### WORK TO DO
All records are to be retyped faithfully and completely.

--------------------------------

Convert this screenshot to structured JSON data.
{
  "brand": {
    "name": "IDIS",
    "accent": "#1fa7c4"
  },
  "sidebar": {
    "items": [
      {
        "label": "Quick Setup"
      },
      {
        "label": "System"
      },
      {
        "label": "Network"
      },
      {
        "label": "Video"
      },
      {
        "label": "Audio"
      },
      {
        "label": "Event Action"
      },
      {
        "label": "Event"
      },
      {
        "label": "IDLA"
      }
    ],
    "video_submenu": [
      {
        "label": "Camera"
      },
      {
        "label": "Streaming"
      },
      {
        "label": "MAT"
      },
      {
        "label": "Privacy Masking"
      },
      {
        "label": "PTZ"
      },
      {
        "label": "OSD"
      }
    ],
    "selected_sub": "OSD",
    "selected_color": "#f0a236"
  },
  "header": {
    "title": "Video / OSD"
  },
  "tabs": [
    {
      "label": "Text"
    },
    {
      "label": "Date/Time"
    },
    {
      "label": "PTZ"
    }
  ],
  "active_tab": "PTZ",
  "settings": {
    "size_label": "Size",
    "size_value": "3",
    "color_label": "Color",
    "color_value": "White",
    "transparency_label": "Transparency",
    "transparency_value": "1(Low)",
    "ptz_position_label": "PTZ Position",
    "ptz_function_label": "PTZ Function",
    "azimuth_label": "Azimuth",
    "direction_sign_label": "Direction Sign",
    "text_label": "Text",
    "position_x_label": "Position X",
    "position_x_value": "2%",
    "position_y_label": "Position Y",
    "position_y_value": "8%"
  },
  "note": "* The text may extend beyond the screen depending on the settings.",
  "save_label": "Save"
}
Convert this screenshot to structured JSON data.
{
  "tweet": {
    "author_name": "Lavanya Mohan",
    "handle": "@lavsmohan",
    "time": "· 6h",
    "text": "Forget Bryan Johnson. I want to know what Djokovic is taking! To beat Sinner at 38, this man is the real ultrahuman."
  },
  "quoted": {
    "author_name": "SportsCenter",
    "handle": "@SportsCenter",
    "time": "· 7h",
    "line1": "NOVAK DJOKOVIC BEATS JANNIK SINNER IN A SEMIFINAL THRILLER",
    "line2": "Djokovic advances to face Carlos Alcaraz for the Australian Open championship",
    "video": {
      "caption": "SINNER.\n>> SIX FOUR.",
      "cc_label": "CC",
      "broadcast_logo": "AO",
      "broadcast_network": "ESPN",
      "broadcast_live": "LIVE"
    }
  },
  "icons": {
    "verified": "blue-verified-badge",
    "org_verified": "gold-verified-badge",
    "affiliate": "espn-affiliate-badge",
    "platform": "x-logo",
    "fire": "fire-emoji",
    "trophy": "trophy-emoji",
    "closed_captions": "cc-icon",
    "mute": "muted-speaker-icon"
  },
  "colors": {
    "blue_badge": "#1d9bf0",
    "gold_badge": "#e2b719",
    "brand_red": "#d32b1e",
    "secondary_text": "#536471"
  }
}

--------------------------------

### RESPONSE
Convert this screenshot to structured JSON data.
{
  "brand": {
    "name": "IDIS",
    "accent": "#1fa7c4"
  },
  "sidebar": {
    "items": [
      {
        "label": "Quick Setup"
      },
      {
        "label": "System"
      },
      {
        "label": "Network"
      },
      {
        "label": "Video"
      },
      {
        "label": "Audio"
      },
      {
        "label": "Event Action"
      },
      {
        "label": "Event"
      },
      {
        "label": "IDLA"
      }
    ],
    "video_submenu": [
      {
        "label": "Camera"
      },
      {
        "label": "Streaming"
      },
      {
        "label": "MAT"
      },
      {
        "label": "Privacy Masking"
      },
      {
        "label": "PTZ"
      },
      {
        "label": "OSD"
      }
    ],
    "selected_sub": "OSD",
    "selected_color": "#f0a236"
  },
  "header": {
    "title": "Video / OSD"
  },
  "tabs": [
    {
      "label": "Text"
    },
    {
      "label": "Date/Time"
    },
    {
      "label": "PTZ"
    }
  ],
  "active_tab": "PTZ",
  "settings": {
    "size_label": "Size",
    "size_value": "3",
    "color_label": "Color",
    "color_value": "White",
    "transparency_label": "Transparency",
    "transparency_value": "1(Low)",
    "ptz_position_label": "PTZ Position",
    "ptz_function_label": "PTZ Function",
    "azimuth_label": "Azimuth",
    "direction_sign_label": "Direction Sign",
    "text_label": "Text",
    "position_x_label": "Position X",
    "position_x_value": "2%",
    "position_y_label": "Position Y",
    "position_y_value": "8%"
  },
  "note": "* The text may extend beyond the screen depending on the settings.",
  "save_label": "Save"
}
Convert this screenshot to structured JSON data.
{
  "tweet": {
    "author_name": "Lavanya Mohan",
    "handle": "@lavsmohan",
    "time": "· 6h",
    "text": "Forget Bryan Johnson. I want to know what Djokovic is taking! To beat Sinner at 38, this man is the real ultrahuman."
  },
  "quoted": {
    "author_name": "SportsCenter",
    "handle": "@SportsCenter",
    "time": "· 7h",
    "line1": "NOVAK DJOKOVIC BEATS JANNIK SINNER IN A SEMIFINAL THRILLER",
    "line2": "Djokovic advances to face Carlos Alcaraz for the Australian Open championship",
    "video": {
      "caption": "SINNER.\n>> SIX FOUR.",
      "cc_label": "CC",
      "broadcast_logo": "AO",
      "broadcast_network": "ESPN",
      "broadcast_live": "LIVE"
    }
  },
  "icons": {
    "verified": "blue-verified-badge",
    "org_verified": "gold-verified-badge",
    "affiliate": "espn-affiliate-badge",
    "platform": "x-logo",
    "fire": "fire-emoji",
    "trophy": "trophy-emoji",
    "closed_captions": "cc-icon",
    "mute": "muted-speaker-icon"
  },
  "colors": {
    "blue_badge": "#1d9bf0",
    "gold_badge": "#e2b719",
    "brand_red": "#d32b1e",
    "secondary_text": "#536471"
  }
}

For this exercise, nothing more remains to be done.